• **Given exercise**: Lift out all lines below that contain "message".

• **Excerpted records**:
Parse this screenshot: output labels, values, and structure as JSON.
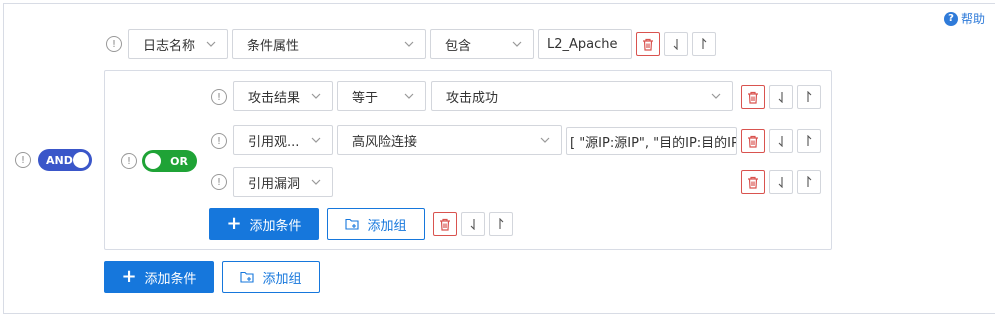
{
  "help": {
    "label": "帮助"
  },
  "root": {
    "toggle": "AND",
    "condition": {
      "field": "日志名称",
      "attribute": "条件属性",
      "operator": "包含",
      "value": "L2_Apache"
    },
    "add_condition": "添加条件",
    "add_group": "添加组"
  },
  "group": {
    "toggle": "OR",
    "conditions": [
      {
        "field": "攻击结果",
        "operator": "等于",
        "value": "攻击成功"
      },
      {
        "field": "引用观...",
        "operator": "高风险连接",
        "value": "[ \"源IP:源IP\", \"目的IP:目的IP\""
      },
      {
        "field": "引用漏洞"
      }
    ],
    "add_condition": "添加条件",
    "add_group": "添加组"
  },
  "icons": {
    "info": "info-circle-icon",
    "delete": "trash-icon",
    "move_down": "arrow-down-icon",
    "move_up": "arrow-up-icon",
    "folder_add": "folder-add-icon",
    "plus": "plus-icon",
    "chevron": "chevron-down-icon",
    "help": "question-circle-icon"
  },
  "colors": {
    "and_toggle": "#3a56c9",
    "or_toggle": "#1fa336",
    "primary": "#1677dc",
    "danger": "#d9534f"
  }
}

* * *

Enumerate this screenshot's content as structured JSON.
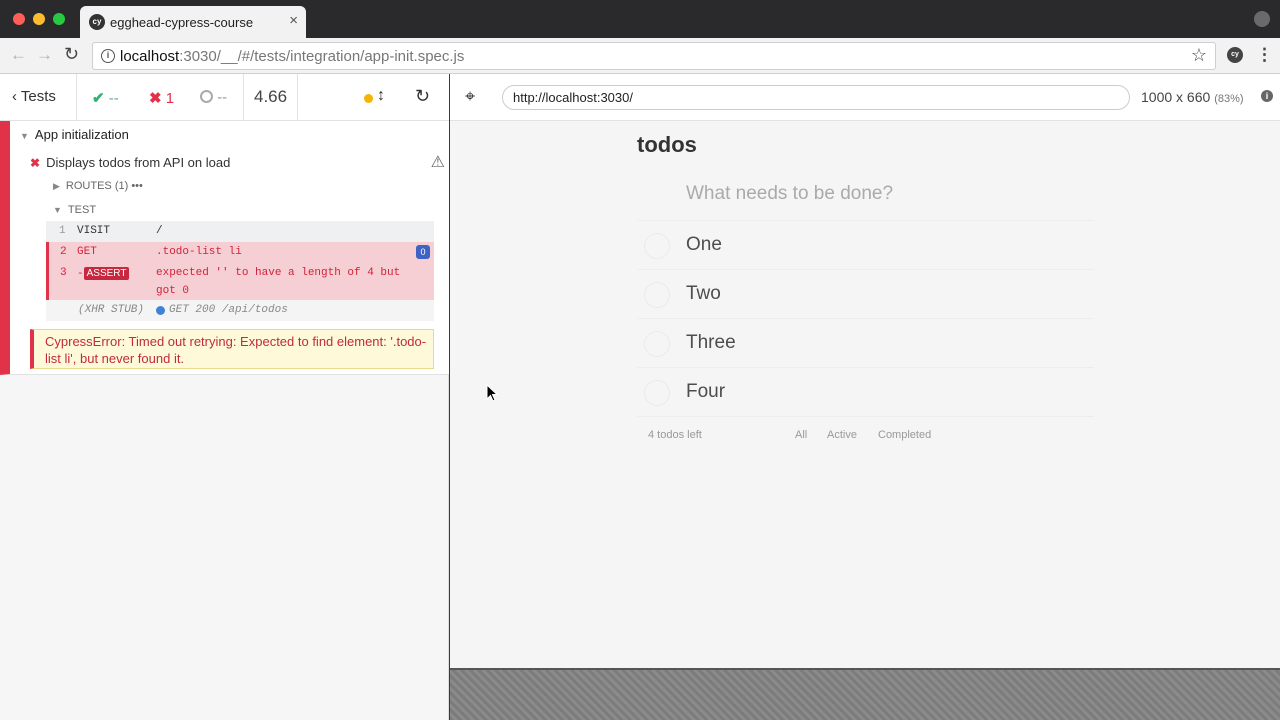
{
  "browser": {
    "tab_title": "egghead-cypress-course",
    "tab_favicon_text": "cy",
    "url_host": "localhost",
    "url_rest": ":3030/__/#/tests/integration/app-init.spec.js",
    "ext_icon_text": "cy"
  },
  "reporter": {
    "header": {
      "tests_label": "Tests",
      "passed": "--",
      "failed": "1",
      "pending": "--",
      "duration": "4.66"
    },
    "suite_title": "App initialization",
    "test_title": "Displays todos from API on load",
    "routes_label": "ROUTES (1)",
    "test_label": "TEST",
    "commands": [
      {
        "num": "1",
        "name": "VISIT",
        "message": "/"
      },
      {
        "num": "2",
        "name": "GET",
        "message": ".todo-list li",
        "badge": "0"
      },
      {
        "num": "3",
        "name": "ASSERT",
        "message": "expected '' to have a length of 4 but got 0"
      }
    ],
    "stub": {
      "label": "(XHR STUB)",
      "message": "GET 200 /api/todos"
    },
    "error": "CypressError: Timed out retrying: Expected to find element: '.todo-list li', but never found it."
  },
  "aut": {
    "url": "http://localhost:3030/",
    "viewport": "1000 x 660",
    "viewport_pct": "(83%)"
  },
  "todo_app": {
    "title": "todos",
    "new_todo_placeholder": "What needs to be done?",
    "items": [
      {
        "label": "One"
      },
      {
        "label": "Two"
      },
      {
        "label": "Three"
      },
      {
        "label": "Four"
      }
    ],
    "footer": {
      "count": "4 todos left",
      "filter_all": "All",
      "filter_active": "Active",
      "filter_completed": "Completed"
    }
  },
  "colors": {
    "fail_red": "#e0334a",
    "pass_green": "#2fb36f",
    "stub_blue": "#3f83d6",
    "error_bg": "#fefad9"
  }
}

• **Solution to this problem**:
        "message": "/"
        "message": ".todo-list li",
        "message": "expected '' to have a length of 4 but got 0"
      "message": "GET 200 /api/todos"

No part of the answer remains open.